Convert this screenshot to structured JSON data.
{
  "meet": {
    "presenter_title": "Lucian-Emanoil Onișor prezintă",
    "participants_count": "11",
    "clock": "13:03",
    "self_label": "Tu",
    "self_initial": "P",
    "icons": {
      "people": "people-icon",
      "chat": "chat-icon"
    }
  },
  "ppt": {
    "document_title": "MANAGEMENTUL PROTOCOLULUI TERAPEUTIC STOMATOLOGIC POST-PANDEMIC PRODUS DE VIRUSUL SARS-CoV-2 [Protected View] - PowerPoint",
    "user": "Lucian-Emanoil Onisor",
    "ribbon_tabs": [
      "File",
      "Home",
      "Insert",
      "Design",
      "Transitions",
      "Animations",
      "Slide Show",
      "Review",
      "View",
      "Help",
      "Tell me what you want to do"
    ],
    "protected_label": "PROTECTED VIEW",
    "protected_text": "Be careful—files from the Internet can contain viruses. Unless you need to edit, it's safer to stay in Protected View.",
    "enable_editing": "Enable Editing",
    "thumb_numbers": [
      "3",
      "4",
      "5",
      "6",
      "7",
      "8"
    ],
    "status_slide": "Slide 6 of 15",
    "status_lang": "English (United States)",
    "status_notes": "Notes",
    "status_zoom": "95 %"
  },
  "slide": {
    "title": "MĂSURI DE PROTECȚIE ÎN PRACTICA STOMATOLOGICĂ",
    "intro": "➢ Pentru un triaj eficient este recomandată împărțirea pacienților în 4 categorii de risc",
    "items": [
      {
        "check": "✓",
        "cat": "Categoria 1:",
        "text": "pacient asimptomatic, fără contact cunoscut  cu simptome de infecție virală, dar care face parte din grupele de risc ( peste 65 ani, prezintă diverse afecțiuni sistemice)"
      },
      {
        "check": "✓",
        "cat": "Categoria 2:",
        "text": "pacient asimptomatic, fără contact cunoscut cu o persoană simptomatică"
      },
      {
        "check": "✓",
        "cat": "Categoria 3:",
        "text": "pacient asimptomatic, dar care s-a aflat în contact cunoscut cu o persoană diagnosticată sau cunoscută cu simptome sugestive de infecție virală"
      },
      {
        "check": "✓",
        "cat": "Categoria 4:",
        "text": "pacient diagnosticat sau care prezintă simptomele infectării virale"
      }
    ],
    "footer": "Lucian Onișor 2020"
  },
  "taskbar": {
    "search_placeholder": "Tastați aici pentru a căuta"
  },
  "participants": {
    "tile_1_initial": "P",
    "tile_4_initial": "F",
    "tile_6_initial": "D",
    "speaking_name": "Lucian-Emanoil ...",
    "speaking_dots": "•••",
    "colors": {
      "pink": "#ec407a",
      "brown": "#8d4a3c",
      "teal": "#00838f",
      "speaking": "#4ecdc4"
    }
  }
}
########################################
## WHAT THIS TASK INVOLVES
In the entries above, find each line with "Categoria" and copy it.

## SOLUTION FOR THIS PROBLEM
        "cat": "Categoria 1:",
        "cat": "Categoria 2:",
        "cat": "Categoria 3:",
        "cat": "Categoria 4:",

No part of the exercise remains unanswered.